Repeat every record below exactly as it appears.

* * * * * * * * *

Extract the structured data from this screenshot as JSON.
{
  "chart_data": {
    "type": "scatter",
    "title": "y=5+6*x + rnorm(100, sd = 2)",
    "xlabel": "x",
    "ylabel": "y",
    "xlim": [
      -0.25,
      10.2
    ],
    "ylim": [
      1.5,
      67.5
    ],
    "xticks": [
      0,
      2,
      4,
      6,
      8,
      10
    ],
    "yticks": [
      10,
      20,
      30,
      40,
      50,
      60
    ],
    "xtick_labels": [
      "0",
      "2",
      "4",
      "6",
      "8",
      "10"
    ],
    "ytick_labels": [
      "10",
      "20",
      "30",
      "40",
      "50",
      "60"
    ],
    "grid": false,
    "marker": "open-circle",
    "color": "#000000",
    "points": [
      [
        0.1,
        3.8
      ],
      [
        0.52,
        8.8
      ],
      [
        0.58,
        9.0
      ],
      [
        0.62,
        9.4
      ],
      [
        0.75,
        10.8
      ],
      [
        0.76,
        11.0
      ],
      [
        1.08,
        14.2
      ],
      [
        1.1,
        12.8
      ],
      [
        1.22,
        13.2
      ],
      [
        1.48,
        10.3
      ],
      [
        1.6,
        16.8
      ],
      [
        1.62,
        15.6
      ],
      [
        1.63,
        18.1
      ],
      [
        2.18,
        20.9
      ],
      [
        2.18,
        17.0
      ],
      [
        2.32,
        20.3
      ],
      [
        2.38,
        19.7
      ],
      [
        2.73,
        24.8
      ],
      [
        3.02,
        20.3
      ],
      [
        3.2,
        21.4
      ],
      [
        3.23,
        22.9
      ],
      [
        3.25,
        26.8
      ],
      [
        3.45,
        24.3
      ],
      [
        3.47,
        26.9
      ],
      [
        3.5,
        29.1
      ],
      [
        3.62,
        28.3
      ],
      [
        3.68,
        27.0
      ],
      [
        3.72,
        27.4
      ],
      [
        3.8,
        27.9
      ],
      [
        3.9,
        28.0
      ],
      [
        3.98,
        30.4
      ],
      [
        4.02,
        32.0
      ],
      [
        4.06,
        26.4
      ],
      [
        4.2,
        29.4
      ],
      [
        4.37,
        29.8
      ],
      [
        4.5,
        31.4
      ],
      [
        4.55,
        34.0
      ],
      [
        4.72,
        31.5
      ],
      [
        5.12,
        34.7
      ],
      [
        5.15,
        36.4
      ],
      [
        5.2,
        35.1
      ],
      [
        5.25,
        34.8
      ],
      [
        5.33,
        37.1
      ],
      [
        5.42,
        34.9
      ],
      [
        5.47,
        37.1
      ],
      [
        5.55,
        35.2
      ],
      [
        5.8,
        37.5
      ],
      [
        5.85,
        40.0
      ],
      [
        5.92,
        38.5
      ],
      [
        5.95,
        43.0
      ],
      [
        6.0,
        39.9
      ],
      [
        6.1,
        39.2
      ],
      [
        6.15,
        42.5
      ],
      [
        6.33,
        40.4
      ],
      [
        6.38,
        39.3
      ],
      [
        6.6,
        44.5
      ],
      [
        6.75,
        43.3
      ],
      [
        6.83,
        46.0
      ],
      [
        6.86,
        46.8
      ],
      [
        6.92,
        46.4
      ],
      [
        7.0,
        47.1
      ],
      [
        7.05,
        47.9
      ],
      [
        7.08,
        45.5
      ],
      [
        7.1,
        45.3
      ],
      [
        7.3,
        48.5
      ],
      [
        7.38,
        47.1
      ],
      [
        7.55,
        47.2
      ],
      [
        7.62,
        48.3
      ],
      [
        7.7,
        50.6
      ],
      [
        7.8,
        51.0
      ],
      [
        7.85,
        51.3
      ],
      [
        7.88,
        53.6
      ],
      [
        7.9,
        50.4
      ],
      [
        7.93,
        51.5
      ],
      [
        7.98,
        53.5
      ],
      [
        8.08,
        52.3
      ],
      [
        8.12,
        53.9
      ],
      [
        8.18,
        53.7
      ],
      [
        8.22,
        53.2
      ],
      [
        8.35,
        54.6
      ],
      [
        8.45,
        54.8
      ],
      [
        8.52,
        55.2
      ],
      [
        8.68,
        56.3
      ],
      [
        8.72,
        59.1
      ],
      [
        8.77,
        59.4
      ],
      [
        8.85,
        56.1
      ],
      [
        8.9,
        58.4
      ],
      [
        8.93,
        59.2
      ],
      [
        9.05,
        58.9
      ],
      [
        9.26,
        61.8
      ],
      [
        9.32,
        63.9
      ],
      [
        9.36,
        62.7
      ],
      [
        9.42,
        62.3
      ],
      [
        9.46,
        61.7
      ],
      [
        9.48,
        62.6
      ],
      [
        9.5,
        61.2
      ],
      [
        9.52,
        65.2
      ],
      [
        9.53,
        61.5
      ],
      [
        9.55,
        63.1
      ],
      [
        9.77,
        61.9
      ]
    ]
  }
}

* * * * * * * * *

Output below:
Extract the structured data from this screenshot as JSON.
{
  "chart_data": {
    "type": "scatter",
    "title": "y=5+6*x + rnorm(100, sd = 2)",
    "xlabel": "x",
    "ylabel": "y",
    "xlim": [
      -0.25,
      10.2
    ],
    "ylim": [
      1.5,
      67.5
    ],
    "xticks": [
      0,
      2,
      4,
      6,
      8,
      10
    ],
    "yticks": [
      10,
      20,
      30,
      40,
      50,
      60
    ],
    "xtick_labels": [
      "0",
      "2",
      "4",
      "6",
      "8",
      "10"
    ],
    "ytick_labels": [
      "10",
      "20",
      "30",
      "40",
      "50",
      "60"
    ],
    "grid": false,
    "marker": "open-circle",
    "color": "#000000",
    "points": [
      [
        0.1,
        3.8
      ],
      [
        0.52,
        8.8
      ],
      [
        0.58,
        9.0
      ],
      [
        0.62,
        9.4
      ],
      [
        0.75,
        10.8
      ],
      [
        0.76,
        11.0
      ],
      [
        1.08,
        14.2
      ],
      [
        1.1,
        12.8
      ],
      [
        1.22,
        13.2
      ],
      [
        1.48,
        10.3
      ],
      [
        1.6,
        16.8
      ],
      [
        1.62,
        15.6
      ],
      [
        1.63,
        18.1
      ],
      [
        2.18,
        20.9
      ],
      [
        2.18,
        17.0
      ],
      [
        2.32,
        20.3
      ],
      [
        2.38,
        19.7
      ],
      [
        2.73,
        24.8
      ],
      [
        3.02,
        20.3
      ],
      [
        3.2,
        21.4
      ],
      [
        3.23,
        22.9
      ],
      [
        3.25,
        26.8
      ],
      [
        3.45,
        24.3
      ],
      [
        3.47,
        26.9
      ],
      [
        3.5,
        29.1
      ],
      [
        3.62,
        28.3
      ],
      [
        3.68,
        27.0
      ],
      [
        3.72,
        27.4
      ],
      [
        3.8,
        27.9
      ],
      [
        3.9,
        28.0
      ],
      [
        3.98,
        30.4
      ],
      [
        4.02,
        32.0
      ],
      [
        4.06,
        26.4
      ],
      [
        4.2,
        29.4
      ],
      [
        4.37,
        29.8
      ],
      [
        4.5,
        31.4
      ],
      [
        4.55,
        34.0
      ],
      [
        4.72,
        31.5
      ],
      [
        5.12,
        34.7
      ],
      [
        5.15,
        36.4
      ],
      [
        5.2,
        35.1
      ],
      [
        5.25,
        34.8
      ],
      [
        5.33,
        37.1
      ],
      [
        5.42,
        34.9
      ],
      [
        5.47,
        37.1
      ],
      [
        5.55,
        35.2
      ],
      [
        5.8,
        37.5
      ],
      [
        5.85,
        40.0
      ],
      [
        5.92,
        38.5
      ],
      [
        5.95,
        43.0
      ],
      [
        6.0,
        39.9
      ],
      [
        6.1,
        39.2
      ],
      [
        6.15,
        42.5
      ],
      [
        6.33,
        40.4
      ],
      [
        6.38,
        39.3
      ],
      [
        6.6,
        44.5
      ],
      [
        6.75,
        43.3
      ],
      [
        6.83,
        46.0
      ],
      [
        6.86,
        46.8
      ],
      [
        6.92,
        46.4
      ],
      [
        7.0,
        47.1
      ],
      [
        7.05,
        47.9
      ],
      [
        7.08,
        45.5
      ],
      [
        7.1,
        45.3
      ],
      [
        7.3,
        48.5
      ],
      [
        7.38,
        47.1
      ],
      [
        7.55,
        47.2
      ],
      [
        7.62,
        48.3
      ],
      [
        7.7,
        50.6
      ],
      [
        7.8,
        51.0
      ],
      [
        7.85,
        51.3
      ],
      [
        7.88,
        53.6
      ],
      [
        7.9,
        50.4
      ],
      [
        7.93,
        51.5
      ],
      [
        7.98,
        53.5
      ],
      [
        8.08,
        52.3
      ],
      [
        8.12,
        53.9
      ],
      [
        8.18,
        53.7
      ],
      [
        8.22,
        53.2
      ],
      [
        8.35,
        54.6
      ],
      [
        8.45,
        54.8
      ],
      [
        8.52,
        55.2
      ],
      [
        8.68,
        56.3
      ],
      [
        8.72,
        59.1
      ],
      [
        8.77,
        59.4
      ],
      [
        8.85,
        56.1
      ],
      [
        8.9,
        58.4
      ],
      [
        8.93,
        59.2
      ],
      [
        9.05,
        58.9
      ],
      [
        9.26,
        61.8
      ],
      [
        9.32,
        63.9
      ],
      [
        9.36,
        62.7
      ],
      [
        9.42,
        62.3
      ],
      [
        9.46,
        61.7
      ],
      [
        9.48,
        62.6
      ],
      [
        9.5,
        61.2
      ],
      [
        9.52,
        65.2
      ],
      [
        9.53,
        61.5
      ],
      [
        9.55,
        63.1
      ],
      [
        9.77,
        61.9
      ]
    ]
  }
}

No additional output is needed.